--- START OF Data for this task ---
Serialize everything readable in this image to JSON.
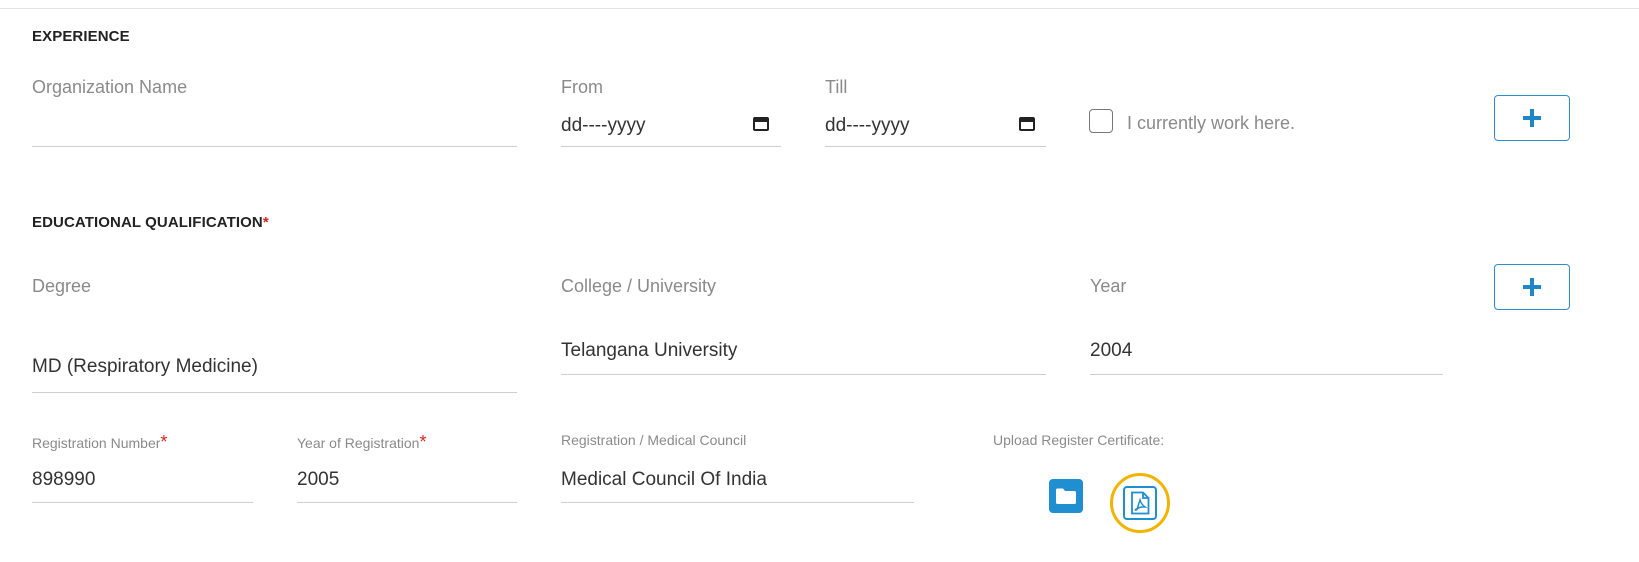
{
  "experience": {
    "title": "EXPERIENCE",
    "organization_label": "Organization Name",
    "organization_value": "",
    "from_label": "From",
    "from_placeholder": "dd----yyyy",
    "till_label": "Till",
    "till_placeholder": "dd----yyyy",
    "current_label": "I currently work here.",
    "current_checked": false
  },
  "education": {
    "title": "EDUCATIONAL QUALIFICATION",
    "required_mark": "*",
    "degree_label": "Degree",
    "degree_value": "MD (Respiratory Medicine)",
    "college_label": "College / University",
    "college_value": "Telangana University",
    "year_label": "Year",
    "year_value": "2004"
  },
  "registration": {
    "number_label": "Registration Number",
    "number_value": "898990",
    "year_label": "Year of Registration",
    "year_value": "2005",
    "council_label": "Registration / Medical Council",
    "council_value": "Medical Council Of India",
    "required_mark": "*",
    "upload_label": "Upload Register Certificate:"
  },
  "icons": {
    "add": "plus-icon",
    "calendar": "calendar-icon",
    "folder": "folder-icon",
    "pdf": "pdf-icon"
  },
  "colors": {
    "accent": "#1f8fd2",
    "required": "#e0201c",
    "highlight": "#f2b400"
  }
}
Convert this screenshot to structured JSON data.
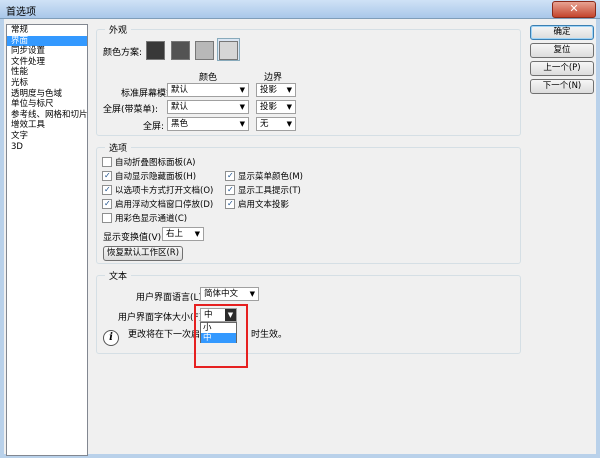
{
  "window": {
    "title": "首选项",
    "close_glyph": "✕"
  },
  "sidebar": {
    "items": [
      "常规",
      "界面",
      "同步设置",
      "文件处理",
      "性能",
      "光标",
      "透明度与色域",
      "单位与标尺",
      "参考线、网格和切片",
      "增效工具",
      "文字",
      "3D"
    ],
    "selected_index": 1
  },
  "appearance": {
    "legend": "外观",
    "color_scheme_label": "颜色方案:",
    "swatch_colors": [
      "#383838",
      "#535353",
      "#b8b8b8",
      "#d6d6d6"
    ],
    "selected_swatch_index": 3,
    "col_color": "颜色",
    "col_border": "边界",
    "rows": [
      {
        "label": "标准屏幕模式:",
        "color": "默认",
        "border": "投影"
      },
      {
        "label": "全屏(带菜单):",
        "color": "默认",
        "border": "投影"
      },
      {
        "label": "全屏:",
        "color": "黑色",
        "border": "无"
      }
    ]
  },
  "options": {
    "legend": "选项",
    "left_checks": [
      {
        "label": "自动折叠图标面板(A)",
        "checked": false
      },
      {
        "label": "自动显示隐藏面板(H)",
        "checked": true
      },
      {
        "label": "以选项卡方式打开文档(O)",
        "checked": true
      },
      {
        "label": "启用浮动文档窗口停放(D)",
        "checked": true
      },
      {
        "label": "用彩色显示通道(C)",
        "checked": false
      }
    ],
    "right_checks": [
      {
        "label": "显示菜单颜色(M)",
        "checked": true
      },
      {
        "label": "显示工具提示(T)",
        "checked": true
      },
      {
        "label": "启用文本投影",
        "checked": true
      }
    ],
    "transform_label": "显示变换值(V):",
    "transform_value": "右上",
    "restore_button": "恢复默认工作区(R)"
  },
  "text": {
    "legend": "文本",
    "language_label": "用户界面语言(L):",
    "language_value": "简体中文",
    "font_size_label": "用户界面字体大小(F):",
    "font_size_value": "中",
    "font_size_options": [
      "小",
      "中"
    ],
    "font_size_highlight_index": 1,
    "info_icon": "i",
    "note_start": "更改将在下一次启",
    "note_end": "时生效。"
  },
  "buttons": {
    "ok": "确定",
    "reset": "复位",
    "prev": "上一个(P)",
    "next": "下一个(N)"
  },
  "accent": {
    "highlight": "#3399ff",
    "annotation_red": "#e62020"
  }
}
--- END OF Data for this task ---
Given request: Reproduce every line from the entries that holds the word "JSON".

Full output:
Serialize everything readable in this image to JSON.
Convert this screenshot to structured JSON data.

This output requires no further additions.